Copy out every line containing the word "value".

The records:
· · · · ·

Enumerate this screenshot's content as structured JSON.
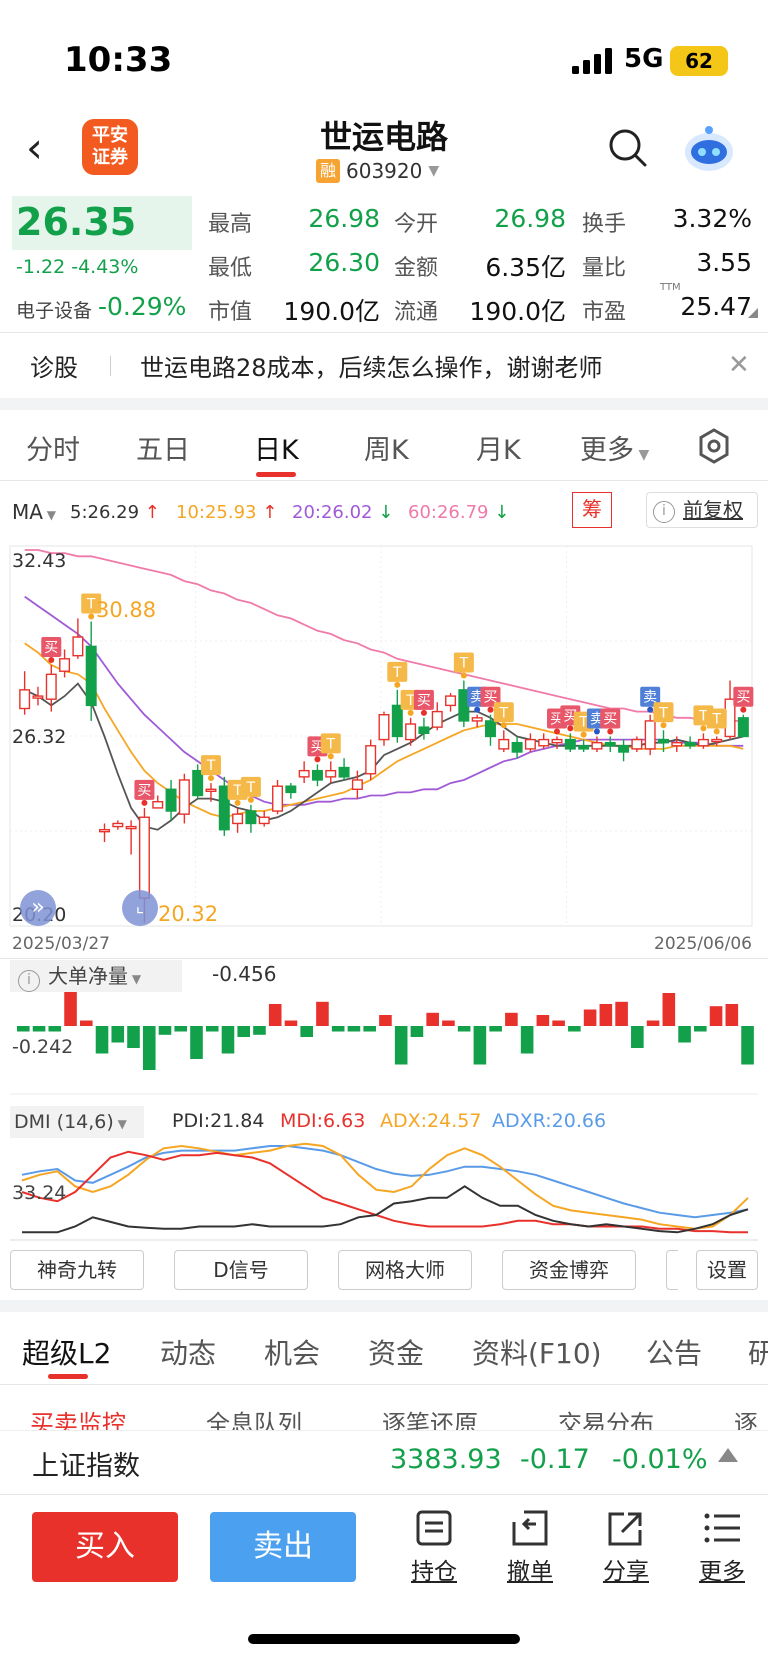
{
  "status": {
    "time": "10:33",
    "network": "5G",
    "battery": "62"
  },
  "header": {
    "broker_logo": "平安\n证券",
    "title": "世运电路",
    "rong": "融",
    "code": "603920"
  },
  "quote": {
    "price": "26.35",
    "change": "-1.22",
    "change_pct": "-4.43%",
    "sector_label": "电子设备",
    "sector_pct": "-0.29%",
    "fields": [
      {
        "label": "最高",
        "value": "26.98",
        "color": "green"
      },
      {
        "label": "今开",
        "value": "26.98",
        "color": "green"
      },
      {
        "label": "换手",
        "value": "3.32%",
        "color": "dark"
      },
      {
        "label": "最低",
        "value": "26.30",
        "color": "green"
      },
      {
        "label": "金额",
        "value": "6.35亿",
        "color": "dark"
      },
      {
        "label": "量比",
        "value": "3.55",
        "color": "dark"
      },
      {
        "label": "市值",
        "value": "190.0亿",
        "color": "dark"
      },
      {
        "label": "流通",
        "value": "190.0亿",
        "color": "dark"
      },
      {
        "label": "市盈",
        "value": "25.47",
        "color": "dark"
      }
    ],
    "ttm": "TTM"
  },
  "news": {
    "tag": "诊股",
    "text": "世运电路28成本，后续怎么操作，谢谢老师"
  },
  "tabs": [
    "分时",
    "五日",
    "日K",
    "周K",
    "月K",
    "更多"
  ],
  "ma": {
    "label": "MA",
    "items": [
      {
        "text": "5:26.29",
        "arrow": "↑",
        "color": "#333"
      },
      {
        "text": "10:25.93",
        "arrow": "↑",
        "color": "#f5a623"
      },
      {
        "text": "20:26.02",
        "arrow": "↓",
        "color": "#a05ad8"
      },
      {
        "text": "60:26.79",
        "arrow": "↓",
        "color": "#f07aa8"
      }
    ],
    "chou": "筹",
    "fq": "前复权"
  },
  "chart_data": {
    "type": "candlestick",
    "ymax": "32.43",
    "ymid": "26.32",
    "ymin": "20.20",
    "x_start": "2025/03/27",
    "x_end": "2025/06/06",
    "annotation_high": "30.88",
    "annotation_low": "20.32",
    "colors": {
      "up": "#e8312b",
      "down": "#12a14a"
    },
    "candles": [
      {
        "o": 27.2,
        "c": 27.8,
        "h": 28.4,
        "l": 27.0
      },
      {
        "o": 27.6,
        "c": 27.6,
        "h": 27.9,
        "l": 27.3
      },
      {
        "o": 27.5,
        "c": 28.3,
        "h": 28.6,
        "l": 27.1
      },
      {
        "o": 28.4,
        "c": 28.8,
        "h": 29.1,
        "l": 28.2
      },
      {
        "o": 28.9,
        "c": 29.5,
        "h": 30.1,
        "l": 28.8
      },
      {
        "o": 29.2,
        "c": 27.3,
        "h": 30.0,
        "l": 26.8
      },
      {
        "o": 23.3,
        "c": 23.3,
        "h": 23.5,
        "l": 22.9
      },
      {
        "o": 23.4,
        "c": 23.5,
        "h": 23.6,
        "l": 23.3
      },
      {
        "o": 23.4,
        "c": 23.4,
        "h": 23.6,
        "l": 22.5
      },
      {
        "o": 21.1,
        "c": 23.7,
        "h": 24.0,
        "l": 20.3
      },
      {
        "o": 24.0,
        "c": 24.2,
        "h": 24.4,
        "l": 24.0
      },
      {
        "o": 24.6,
        "c": 23.9,
        "h": 24.9,
        "l": 23.6
      },
      {
        "o": 23.8,
        "c": 24.9,
        "h": 25.1,
        "l": 23.5
      },
      {
        "o": 25.2,
        "c": 24.4,
        "h": 25.4,
        "l": 24.3
      },
      {
        "o": 24.6,
        "c": 24.6,
        "h": 24.8,
        "l": 24.2
      },
      {
        "o": 24.7,
        "c": 23.3,
        "h": 25.0,
        "l": 23.1
      },
      {
        "o": 23.5,
        "c": 23.8,
        "h": 24.0,
        "l": 23.2
      },
      {
        "o": 23.9,
        "c": 23.5,
        "h": 24.1,
        "l": 23.2
      },
      {
        "o": 23.5,
        "c": 23.7,
        "h": 23.9,
        "l": 23.4
      },
      {
        "o": 23.9,
        "c": 24.7,
        "h": 24.9,
        "l": 23.8
      },
      {
        "o": 24.7,
        "c": 24.5,
        "h": 24.8,
        "l": 24.3
      },
      {
        "o": 25.0,
        "c": 25.2,
        "h": 25.5,
        "l": 24.8
      },
      {
        "o": 25.2,
        "c": 24.9,
        "h": 25.4,
        "l": 24.7
      },
      {
        "o": 25.0,
        "c": 25.2,
        "h": 25.5,
        "l": 24.8
      },
      {
        "o": 25.3,
        "c": 25.0,
        "h": 25.6,
        "l": 24.9
      },
      {
        "o": 24.6,
        "c": 24.9,
        "h": 25.2,
        "l": 24.3
      },
      {
        "o": 25.1,
        "c": 26.0,
        "h": 26.2,
        "l": 24.9
      },
      {
        "o": 26.2,
        "c": 27.0,
        "h": 27.1,
        "l": 26.0
      },
      {
        "o": 27.3,
        "c": 26.3,
        "h": 27.8,
        "l": 26.1
      },
      {
        "o": 26.2,
        "c": 26.7,
        "h": 26.9,
        "l": 26.0
      },
      {
        "o": 26.6,
        "c": 26.4,
        "h": 26.9,
        "l": 26.2
      },
      {
        "o": 26.6,
        "c": 27.1,
        "h": 27.4,
        "l": 26.5
      },
      {
        "o": 27.3,
        "c": 27.6,
        "h": 27.7,
        "l": 27.1
      },
      {
        "o": 27.8,
        "c": 26.8,
        "h": 28.1,
        "l": 26.6
      },
      {
        "o": 26.8,
        "c": 26.9,
        "h": 27.0,
        "l": 26.6
      },
      {
        "o": 26.8,
        "c": 26.3,
        "h": 27.0,
        "l": 26.0
      },
      {
        "o": 25.9,
        "c": 26.2,
        "h": 26.5,
        "l": 25.8
      },
      {
        "o": 26.1,
        "c": 25.8,
        "h": 26.3,
        "l": 25.6
      },
      {
        "o": 25.9,
        "c": 26.2,
        "h": 26.4,
        "l": 25.8
      },
      {
        "o": 26.0,
        "c": 26.2,
        "h": 26.4,
        "l": 25.9
      },
      {
        "o": 26.1,
        "c": 26.2,
        "h": 26.3,
        "l": 25.9
      },
      {
        "o": 26.2,
        "c": 25.9,
        "h": 26.4,
        "l": 25.8
      },
      {
        "o": 26.0,
        "c": 25.9,
        "h": 26.2,
        "l": 25.8
      },
      {
        "o": 25.9,
        "c": 26.1,
        "h": 26.3,
        "l": 25.8
      },
      {
        "o": 26.1,
        "c": 26.0,
        "h": 26.3,
        "l": 25.8
      },
      {
        "o": 26.0,
        "c": 25.8,
        "h": 26.2,
        "l": 25.5
      },
      {
        "o": 25.9,
        "c": 26.2,
        "h": 26.3,
        "l": 25.8
      },
      {
        "o": 25.9,
        "c": 26.8,
        "h": 27.0,
        "l": 25.7
      },
      {
        "o": 26.2,
        "c": 26.1,
        "h": 26.5,
        "l": 25.8
      },
      {
        "o": 26.0,
        "c": 26.1,
        "h": 26.3,
        "l": 25.8
      },
      {
        "o": 26.1,
        "c": 26.0,
        "h": 26.3,
        "l": 25.9
      },
      {
        "o": 26.0,
        "c": 26.2,
        "h": 26.4,
        "l": 25.9
      },
      {
        "o": 26.2,
        "c": 26.2,
        "h": 26.3,
        "l": 26.0
      },
      {
        "o": 26.3,
        "c": 27.5,
        "h": 28.1,
        "l": 26.2
      },
      {
        "o": 26.9,
        "c": 26.3,
        "h": 27.0,
        "l": 26.3
      }
    ],
    "ma5": [
      27.8,
      27.6,
      27.3,
      27.6,
      28.0,
      27.4,
      26.3,
      25.1,
      24.0,
      23.4,
      23.3,
      23.6,
      24.0,
      24.3,
      24.3,
      24.2,
      24.0,
      23.9,
      23.6,
      23.7,
      23.9,
      24.2,
      24.5,
      24.8,
      24.9,
      25.0,
      25.2,
      25.7,
      25.9,
      26.1,
      26.4,
      26.7,
      26.9,
      27.1,
      27.1,
      26.9,
      26.6,
      26.3,
      26.2,
      26.1,
      26.0,
      26.0,
      26.0,
      26.0,
      26.0,
      26.0,
      26.0,
      26.1,
      26.1,
      26.2,
      26.1,
      26.0,
      26.1,
      26.2,
      26.3
    ],
    "ma10": [
      29.3,
      29.0,
      28.6,
      28.4,
      28.3,
      28.0,
      27.2,
      26.5,
      25.8,
      25.2,
      24.8,
      24.5,
      24.2,
      24.0,
      23.8,
      23.7,
      23.8,
      23.9,
      23.9,
      24.0,
      24.1,
      24.2,
      24.3,
      24.4,
      24.5,
      24.7,
      24.9,
      25.2,
      25.5,
      25.7,
      25.9,
      26.1,
      26.3,
      26.5,
      26.6,
      26.7,
      26.7,
      26.7,
      26.6,
      26.5,
      26.4,
      26.3,
      26.2,
      26.1,
      26.0,
      26.0,
      25.9,
      25.9,
      25.9,
      26.0,
      26.0,
      26.0,
      26.0,
      26.0,
      25.9
    ],
    "ma20": [
      30.8,
      30.5,
      30.2,
      29.9,
      29.6,
      29.2,
      28.6,
      28.0,
      27.5,
      27.0,
      26.6,
      26.2,
      25.8,
      25.5,
      25.2,
      24.9,
      24.6,
      24.4,
      24.2,
      24.1,
      24.1,
      24.1,
      24.2,
      24.2,
      24.3,
      24.3,
      24.4,
      24.4,
      24.5,
      24.5,
      24.6,
      24.6,
      24.8,
      24.9,
      25.1,
      25.3,
      25.5,
      25.6,
      25.8,
      25.9,
      26.0,
      26.1,
      26.2,
      26.2,
      26.2,
      26.2,
      26.2,
      26.2,
      26.2,
      26.1,
      26.1,
      26.1,
      26.0,
      26.0,
      26.0
    ],
    "ma60": [
      32.3,
      32.3,
      32.2,
      32.2,
      32.1,
      32.1,
      32.0,
      31.9,
      31.8,
      31.7,
      31.6,
      31.5,
      31.3,
      31.2,
      31.0,
      30.9,
      30.7,
      30.6,
      30.4,
      30.2,
      30.1,
      29.9,
      29.7,
      29.6,
      29.4,
      29.3,
      29.1,
      29.0,
      28.8,
      28.7,
      28.6,
      28.5,
      28.4,
      28.3,
      28.2,
      28.1,
      28.0,
      27.9,
      27.8,
      27.7,
      27.6,
      27.5,
      27.4,
      27.3,
      27.2,
      27.2,
      27.1,
      27.1,
      27.0,
      26.9,
      26.9,
      26.8,
      26.8,
      26.8,
      26.8
    ],
    "signals": [
      {
        "i": 2,
        "text": "买",
        "kind": "buy",
        "at": "above"
      },
      {
        "i": 5,
        "text": "T",
        "kind": "t",
        "at": "above"
      },
      {
        "i": 9,
        "text": "买",
        "kind": "buy",
        "at": "above"
      },
      {
        "i": 14,
        "text": "T",
        "kind": "t",
        "at": "above"
      },
      {
        "i": 16,
        "text": "T",
        "kind": "t",
        "at": "above"
      },
      {
        "i": 17,
        "text": "T",
        "kind": "t",
        "at": "above"
      },
      {
        "i": 22,
        "text": "买",
        "kind": "buy",
        "at": "above"
      },
      {
        "i": 23,
        "text": "T",
        "kind": "t",
        "at": "above"
      },
      {
        "i": 28,
        "text": "T",
        "kind": "t",
        "at": "above"
      },
      {
        "i": 29,
        "text": "T",
        "kind": "t",
        "at": "above"
      },
      {
        "i": 30,
        "text": "买",
        "kind": "buy",
        "at": "above"
      },
      {
        "i": 33,
        "text": "T",
        "kind": "t",
        "at": "above"
      },
      {
        "i": 34,
        "text": "卖",
        "kind": "sell",
        "at": "above"
      },
      {
        "i": 35,
        "text": "买",
        "kind": "buy",
        "at": "above"
      },
      {
        "i": 36,
        "text": "T",
        "kind": "t",
        "at": "above"
      },
      {
        "i": 40,
        "text": "买",
        "kind": "buy",
        "at": "above"
      },
      {
        "i": 41,
        "text": "买",
        "kind": "buy",
        "at": "above"
      },
      {
        "i": 42,
        "text": "T",
        "kind": "t",
        "at": "above"
      },
      {
        "i": 43,
        "text": "卖",
        "kind": "sell",
        "at": "above"
      },
      {
        "i": 44,
        "text": "买",
        "kind": "buy",
        "at": "above"
      },
      {
        "i": 47,
        "text": "卖",
        "kind": "sell",
        "at": "above"
      },
      {
        "i": 48,
        "text": "T",
        "kind": "t",
        "at": "above"
      },
      {
        "i": 51,
        "text": "T",
        "kind": "t",
        "at": "above"
      },
      {
        "i": 52,
        "text": "T",
        "kind": "t",
        "at": "above"
      },
      {
        "i": 54,
        "text": "买",
        "kind": "buy",
        "at": "above"
      }
    ]
  },
  "big_order": {
    "label": "大单净量",
    "value": "-0.456",
    "axis": "-0.242",
    "bars": [
      -0.05,
      -0.05,
      -0.05,
      0.34,
      0.05,
      -0.25,
      -0.15,
      -0.2,
      -0.4,
      -0.08,
      -0.05,
      -0.3,
      -0.05,
      -0.25,
      -0.1,
      -0.08,
      0.2,
      0.05,
      -0.1,
      0.22,
      -0.05,
      -0.05,
      -0.05,
      0.1,
      -0.35,
      -0.1,
      0.12,
      0.05,
      -0.05,
      -0.35,
      -0.05,
      0.12,
      -0.25,
      0.1,
      0.05,
      -0.05,
      0.15,
      0.2,
      0.22,
      -0.2,
      0.05,
      0.3,
      -0.15,
      -0.05,
      0.18,
      0.2,
      -0.35
    ]
  },
  "dmi": {
    "label": "DMI (14,6)",
    "pdi": "PDI:21.84",
    "mdi": "MDI:6.63",
    "adx": "ADX:24.57",
    "adxr": "ADXR:20.66",
    "axis": "33.24",
    "series": {
      "PDI": [
        5,
        5,
        5,
        10,
        18,
        14,
        10,
        9,
        8,
        8,
        10,
        10,
        10,
        12,
        10,
        10,
        10,
        10,
        12,
        18,
        20,
        30,
        32,
        35,
        35,
        45,
        35,
        28,
        28,
        20,
        15,
        12,
        10,
        12,
        10,
        8,
        6,
        5,
        8,
        12,
        20,
        25
      ],
      "MDI": [
        40,
        35,
        32,
        40,
        55,
        70,
        75,
        72,
        68,
        72,
        72,
        74,
        72,
        70,
        65,
        55,
        45,
        35,
        30,
        25,
        20,
        15,
        12,
        10,
        10,
        10,
        10,
        12,
        15,
        15,
        12,
        12,
        10,
        10,
        10,
        10,
        8,
        8,
        6,
        6,
        5,
        5
      ],
      "ADX": [
        50,
        55,
        58,
        45,
        40,
        45,
        55,
        68,
        78,
        80,
        78,
        75,
        72,
        74,
        76,
        80,
        82,
        80,
        72,
        55,
        42,
        40,
        45,
        60,
        72,
        78,
        72,
        62,
        50,
        38,
        28,
        24,
        22,
        20,
        18,
        16,
        12,
        10,
        8,
        10,
        20,
        35
      ],
      "ADXR": [
        55,
        58,
        60,
        50,
        48,
        55,
        62,
        70,
        74,
        76,
        76,
        76,
        76,
        78,
        80,
        80,
        78,
        76,
        72,
        66,
        60,
        56,
        54,
        55,
        58,
        62,
        62,
        60,
        58,
        55,
        50,
        45,
        40,
        35,
        30,
        26,
        22,
        20,
        18,
        20,
        22,
        25
      ]
    }
  },
  "indicator_buttons": [
    "神奇九转",
    "D信号",
    "网格大师",
    "资金博弈"
  ],
  "settings_label": "设置",
  "bottom_tabs": [
    "超级L2",
    "动态",
    "机会",
    "资金",
    "资料(F10)",
    "公告",
    "研"
  ],
  "sub_tabs": [
    "买卖监控",
    "全息队列",
    "逐笔还原",
    "交易分布",
    "逐笔"
  ],
  "index_bar": {
    "name": "上证指数",
    "value": "3383.93",
    "change": "-0.17",
    "pct": "-0.01%"
  },
  "actions": {
    "buy": "买入",
    "sell": "卖出",
    "hold": "持仓",
    "cancel": "撤单",
    "share": "分享",
    "more": "更多"
  }
}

· · · · ·

Task solution:
        "value": "26.98",
        "value": "26.98",
        "value": "3.32%",
        "value": "26.30",
        "value": "6.35亿",
        "value": "3.55",
        "value": "190.0亿",
        "value": "190.0亿",
        "value": "25.47",
    "value": "-0.456",
    "value": "3383.93",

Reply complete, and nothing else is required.